[WHAT TO DO] Below is a listing to transcribe in full and exactly; keep the pictures out.

[ENTRIES SUPPLIED]
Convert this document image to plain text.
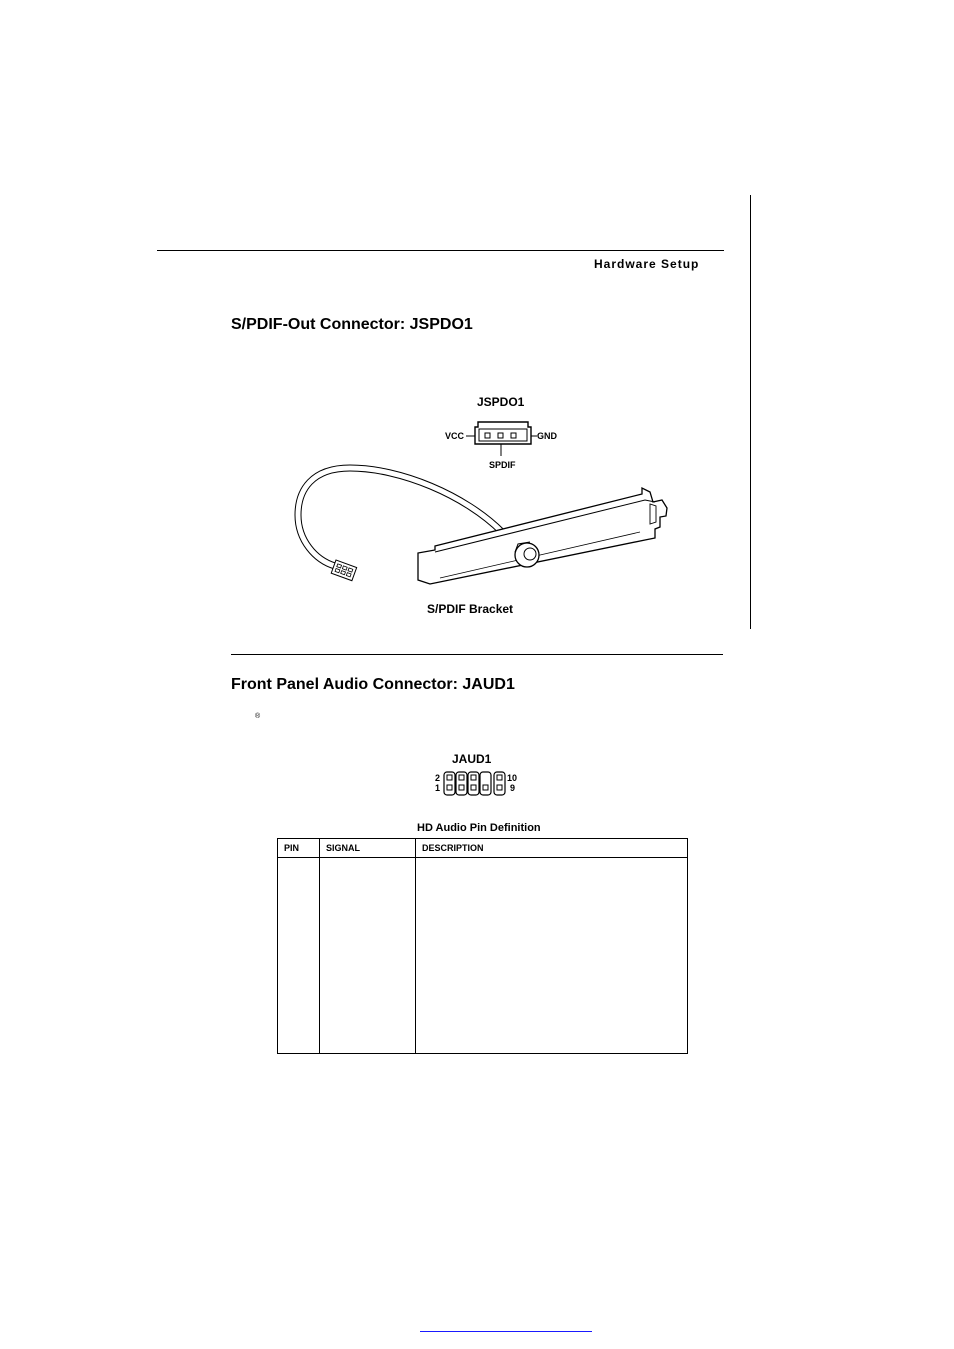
Hardware Setup
S/PDIF-Out Connector: JSPDO1
JSPDO1
VCC	GND
SPDIF
S/PDIF Bracket
Front Panel Audio Connector: JAUD1
®
JAUD1
2
1
10
9
HD Audio Pin Definition
PIN	SIGNAL	DESCRIPTION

[EXERCISE RESULT]
Convert this document image to plain text.
Hardware Setup
S/PDIF-Out Connector: JSPDO1
JSPDO1
VCC	GND
SPDIF
S/PDIF Bracket
Front Panel Audio Connector: JAUD1
®
JAUD1
2
1
10
9
HD Audio Pin Definition
PIN	SIGNAL	DESCRIPTION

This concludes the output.